↓

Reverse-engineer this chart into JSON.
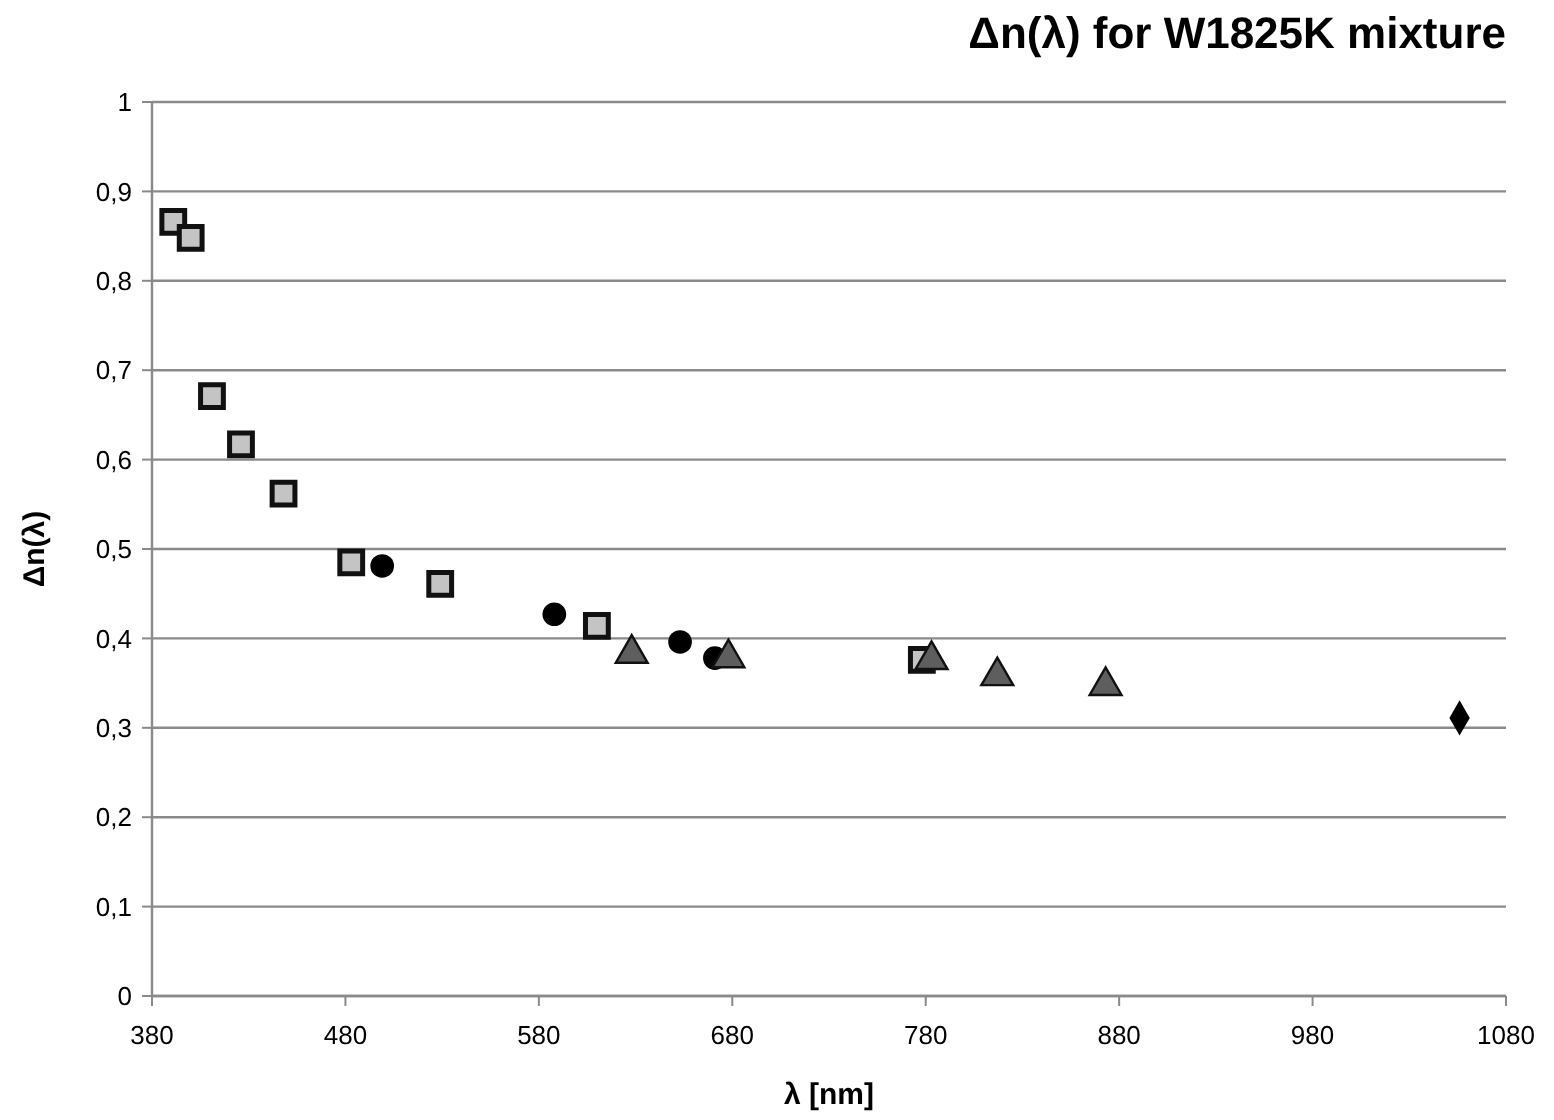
{
  "chart_data": {
    "type": "scatter",
    "title": "Δn(λ) for W1825K mixture",
    "xlabel": "λ [nm]",
    "ylabel": "Δn(λ)",
    "xlim": [
      380,
      1080
    ],
    "xticks": [
      380,
      480,
      580,
      680,
      780,
      880,
      980,
      1080
    ],
    "ylim": [
      0,
      1
    ],
    "yticks": [
      0,
      {
        "value": 0.1,
        "label": "0,1"
      },
      {
        "value": 0.2,
        "label": "0,2"
      },
      {
        "value": 0.3,
        "label": "0,3"
      },
      {
        "value": 0.4,
        "label": "0,4"
      },
      {
        "value": 0.5,
        "label": "0,5"
      },
      {
        "value": 0.6,
        "label": "0,6"
      },
      {
        "value": 0.7,
        "label": "0,7"
      },
      {
        "value": 0.8,
        "label": "0,8"
      },
      {
        "value": 0.9,
        "label": "0,9"
      },
      1
    ],
    "grid": "y",
    "series": [
      {
        "color": "#c4c4c4",
        "marker": "square",
        "x": [
          391,
          400,
          411,
          426,
          448,
          483,
          529,
          610,
          778
        ],
        "values": [
          0.866,
          0.848,
          0.671,
          0.617,
          0.562,
          0.485,
          0.461,
          0.414,
          0.376
        ]
      },
      {
        "color": "#000000",
        "marker": "circle",
        "x": [
          499,
          588,
          653,
          671
        ],
        "values": [
          0.481,
          0.427,
          0.396,
          0.378
        ]
      },
      {
        "color": "#5e5e5e",
        "marker": "triangle",
        "x": [
          628,
          678,
          783,
          817,
          873
        ],
        "values": [
          0.383,
          0.378,
          0.376,
          0.358,
          0.347
        ]
      },
      {
        "color": "#000000",
        "marker": "diamond",
        "x": [
          1056
        ],
        "values": [
          0.311
        ]
      }
    ]
  }
}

↑

■ WRITTEN INSTRUCTION
Write out the entries above word for word. Do not include the pictures.

■ RESPONSE TO THE EXERCISE
Reverse-engineer this chart into JSON.
{
  "chart_data": {
    "type": "scatter",
    "title": "Δn(λ) for W1825K mixture",
    "xlabel": "λ [nm]",
    "ylabel": "Δn(λ)",
    "xlim": [
      380,
      1080
    ],
    "xticks": [
      380,
      480,
      580,
      680,
      780,
      880,
      980,
      1080
    ],
    "ylim": [
      0,
      1
    ],
    "yticks": [
      0,
      {
        "value": 0.1,
        "label": "0,1"
      },
      {
        "value": 0.2,
        "label": "0,2"
      },
      {
        "value": 0.3,
        "label": "0,3"
      },
      {
        "value": 0.4,
        "label": "0,4"
      },
      {
        "value": 0.5,
        "label": "0,5"
      },
      {
        "value": 0.6,
        "label": "0,6"
      },
      {
        "value": 0.7,
        "label": "0,7"
      },
      {
        "value": 0.8,
        "label": "0,8"
      },
      {
        "value": 0.9,
        "label": "0,9"
      },
      1
    ],
    "grid": "y",
    "series": [
      {
        "color": "#c4c4c4",
        "marker": "square",
        "x": [
          391,
          400,
          411,
          426,
          448,
          483,
          529,
          610,
          778
        ],
        "values": [
          0.866,
          0.848,
          0.671,
          0.617,
          0.562,
          0.485,
          0.461,
          0.414,
          0.376
        ]
      },
      {
        "color": "#000000",
        "marker": "circle",
        "x": [
          499,
          588,
          653,
          671
        ],
        "values": [
          0.481,
          0.427,
          0.396,
          0.378
        ]
      },
      {
        "color": "#5e5e5e",
        "marker": "triangle",
        "x": [
          628,
          678,
          783,
          817,
          873
        ],
        "values": [
          0.383,
          0.378,
          0.376,
          0.358,
          0.347
        ]
      },
      {
        "color": "#000000",
        "marker": "diamond",
        "x": [
          1056
        ],
        "values": [
          0.311
        ]
      }
    ]
  }
}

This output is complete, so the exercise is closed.